The problem: Leave the pictures out and print every record below exactly as it stands.

Records for the exercise:
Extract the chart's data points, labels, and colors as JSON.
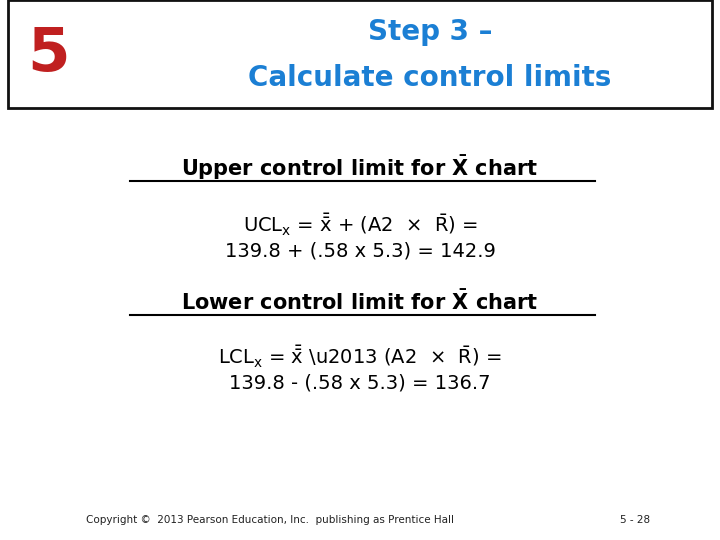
{
  "title_line1": "Step 3 –",
  "title_line2": "Calculate control limits",
  "step_number": "5",
  "title_color": "#1B7FD4",
  "step_color": "#C02020",
  "bg_color": "#FFFFFF",
  "header_border_color": "#111111",
  "upper_formula_line2": "139.8 + (.58 x 5.3) = 142.9",
  "lower_formula_line2": "139.8 - (.58 x 5.3) = 136.7",
  "copyright": "Copyright ©  2013 Pearson Education, Inc.  publishing as Prentice Hall",
  "page": "5 - 28",
  "formula_color": "#000000",
  "heading_color": "#000000"
}
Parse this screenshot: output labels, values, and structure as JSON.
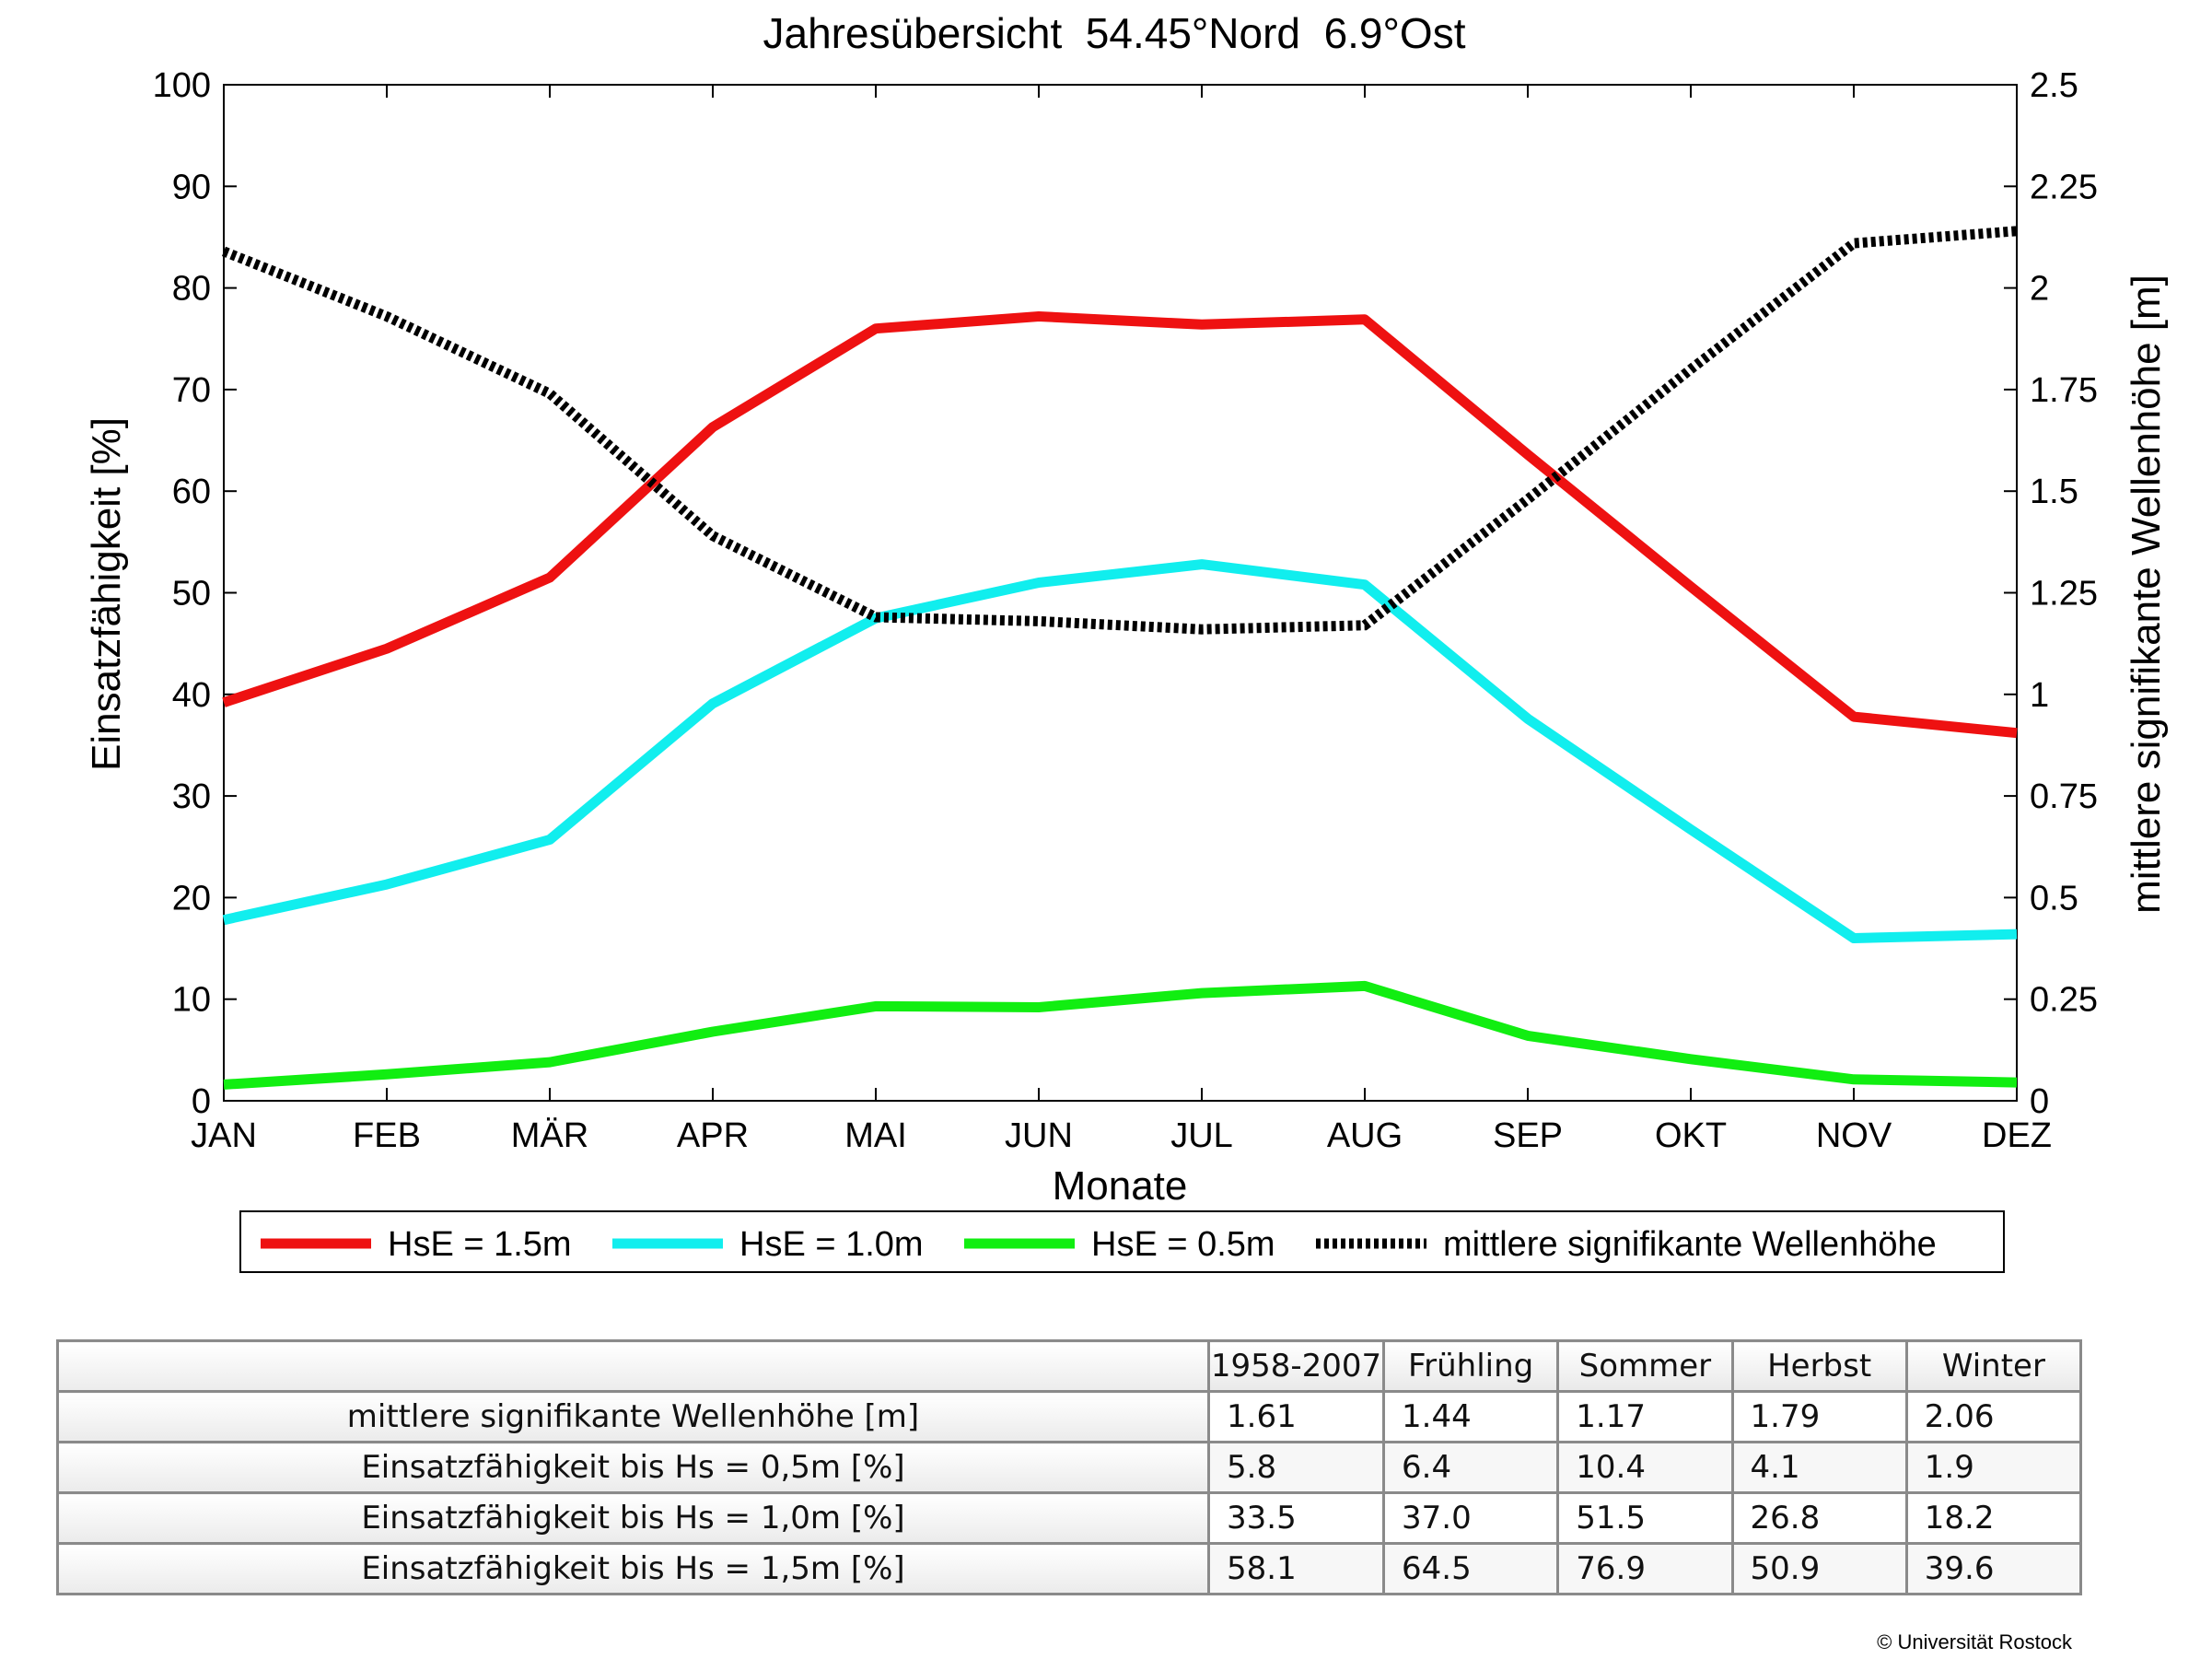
{
  "chart_data": {
    "type": "line",
    "title": "Jahresübersicht  54.45°Nord  6.9°Ost",
    "xlabel": "Monate",
    "ylabel": "Einsatzfähigkeit [%]",
    "ylabel_right": "mittlere signifikante Wellenhöhe [m]",
    "categories": [
      "JAN",
      "FEB",
      "MÄR",
      "APR",
      "MAI",
      "JUN",
      "JUL",
      "AUG",
      "SEP",
      "OKT",
      "NOV",
      "DEZ"
    ],
    "ylim": [
      0,
      100
    ],
    "ylim_right": [
      0,
      2.5
    ],
    "yticks": [
      "0",
      "10",
      "20",
      "30",
      "40",
      "50",
      "60",
      "70",
      "80",
      "90",
      "100"
    ],
    "yticks_right": [
      "0",
      "0.25",
      "0.5",
      "0.75",
      "1",
      "1.25",
      "1.5",
      "1.75",
      "2",
      "2.25",
      "2.5"
    ],
    "grid": false,
    "legend_position": "bottom",
    "series": [
      {
        "name": "HsE = 1.5m",
        "axis": "left",
        "color": "#ee1111",
        "style": "solid",
        "values": [
          39.2,
          44.5,
          51.5,
          66.3,
          76.0,
          77.2,
          76.4,
          76.9,
          63.6,
          50.6,
          37.8,
          36.2
        ]
      },
      {
        "name": "HsE = 1.0m",
        "axis": "left",
        "color": "#11eeee",
        "style": "solid",
        "values": [
          17.8,
          21.3,
          25.7,
          39.1,
          47.5,
          51.0,
          52.8,
          50.8,
          37.6,
          26.7,
          16.0,
          16.4
        ]
      },
      {
        "name": "HsE = 0.5m",
        "axis": "left",
        "color": "#11ee11",
        "style": "solid",
        "values": [
          1.6,
          2.6,
          3.8,
          6.8,
          9.3,
          9.2,
          10.6,
          11.3,
          6.4,
          4.1,
          2.1,
          1.8
        ]
      },
      {
        "name": "mittlere signifikante Wellenhöhe",
        "axis": "right",
        "color": "#000000",
        "style": "dotted",
        "values": [
          2.09,
          1.93,
          1.74,
          1.39,
          1.19,
          1.18,
          1.16,
          1.17,
          1.48,
          1.8,
          2.11,
          2.14
        ]
      }
    ]
  },
  "table": {
    "headers": [
      "1958-2007",
      "Frühling",
      "Sommer",
      "Herbst",
      "Winter"
    ],
    "rows": [
      {
        "label": "mittlere signifikante Wellenhöhe [m]",
        "values": [
          "1.61",
          "1.44",
          "1.17",
          "1.79",
          "2.06"
        ]
      },
      {
        "label": "Einsatzfähigkeit bis Hs = 0,5m [%]",
        "values": [
          "5.8",
          "6.4",
          "10.4",
          "4.1",
          "1.9"
        ]
      },
      {
        "label": "Einsatzfähigkeit bis Hs = 1,0m [%]",
        "values": [
          "33.5",
          "37.0",
          "51.5",
          "26.8",
          "18.2"
        ]
      },
      {
        "label": "Einsatzfähigkeit bis Hs = 1,5m [%]",
        "values": [
          "58.1",
          "64.5",
          "76.9",
          "50.9",
          "39.6"
        ]
      }
    ]
  },
  "copyright": "© Universität Rostock"
}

Exercise output:
Extract the chart's data points, labels, and colors as JSON.
{
  "title_line1": "Step 3 –",
  "title_line2": "Calculate control limits",
  "step_number": "5",
  "title_color": "#1B7FD4",
  "step_color": "#C02020",
  "bg_color": "#FFFFFF",
  "header_border_color": "#111111",
  "upper_formula_line2": "139.8 + (.58 x 5.3) = 142.9",
  "lower_formula_line2": "139.8 - (.58 x 5.3) = 136.7",
  "copyright": "Copyright ©  2013 Pearson Education, Inc.  publishing as Prentice Hall",
  "page": "5 - 28",
  "formula_color": "#000000",
  "heading_color": "#000000"
}
Parse this screenshot: output labels, values, and structure as JSON.
{
  "chart_data": {
    "type": "line",
    "title": "Jahresübersicht  54.45°Nord  6.9°Ost",
    "xlabel": "Monate",
    "ylabel": "Einsatzfähigkeit [%]",
    "ylabel_right": "mittlere signifikante Wellenhöhe [m]",
    "categories": [
      "JAN",
      "FEB",
      "MÄR",
      "APR",
      "MAI",
      "JUN",
      "JUL",
      "AUG",
      "SEP",
      "OKT",
      "NOV",
      "DEZ"
    ],
    "ylim": [
      0,
      100
    ],
    "ylim_right": [
      0,
      2.5
    ],
    "yticks": [
      "0",
      "10",
      "20",
      "30",
      "40",
      "50",
      "60",
      "70",
      "80",
      "90",
      "100"
    ],
    "yticks_right": [
      "0",
      "0.25",
      "0.5",
      "0.75",
      "1",
      "1.25",
      "1.5",
      "1.75",
      "2",
      "2.25",
      "2.5"
    ],
    "grid": false,
    "legend_position": "bottom",
    "series": [
      {
        "name": "HsE = 1.5m",
        "axis": "left",
        "color": "#ee1111",
        "style": "solid",
        "values": [
          39.2,
          44.5,
          51.5,
          66.3,
          76.0,
          77.2,
          76.4,
          76.9,
          63.6,
          50.6,
          37.8,
          36.2
        ]
      },
      {
        "name": "HsE = 1.0m",
        "axis": "left",
        "color": "#11eeee",
        "style": "solid",
        "values": [
          17.8,
          21.3,
          25.7,
          39.1,
          47.5,
          51.0,
          52.8,
          50.8,
          37.6,
          26.7,
          16.0,
          16.4
        ]
      },
      {
        "name": "HsE = 0.5m",
        "axis": "left",
        "color": "#11ee11",
        "style": "solid",
        "values": [
          1.6,
          2.6,
          3.8,
          6.8,
          9.3,
          9.2,
          10.6,
          11.3,
          6.4,
          4.1,
          2.1,
          1.8
        ]
      },
      {
        "name": "mittlere signifikante Wellenhöhe",
        "axis": "right",
        "color": "#000000",
        "style": "dotted",
        "values": [
          2.09,
          1.93,
          1.74,
          1.39,
          1.19,
          1.18,
          1.16,
          1.17,
          1.48,
          1.8,
          2.11,
          2.14
        ]
      }
    ]
  },
  "table": {
    "headers": [
      "1958-2007",
      "Frühling",
      "Sommer",
      "Herbst",
      "Winter"
    ],
    "rows": [
      {
        "label": "mittlere signifikante Wellenhöhe [m]",
        "values": [
          "1.61",
          "1.44",
          "1.17",
          "1.79",
          "2.06"
        ]
      },
      {
        "label": "Einsatzfähigkeit bis Hs = 0,5m [%]",
        "values": [
          "5.8",
          "6.4",
          "10.4",
          "4.1",
          "1.9"
        ]
      },
      {
        "label": "Einsatzfähigkeit bis Hs = 1,0m [%]",
        "values": [
          "33.5",
          "37.0",
          "51.5",
          "26.8",
          "18.2"
        ]
      },
      {
        "label": "Einsatzfähigkeit bis Hs = 1,5m [%]",
        "values": [
          "58.1",
          "64.5",
          "76.9",
          "50.9",
          "39.6"
        ]
      }
    ]
  },
  "copyright": "© Universität Rostock"
}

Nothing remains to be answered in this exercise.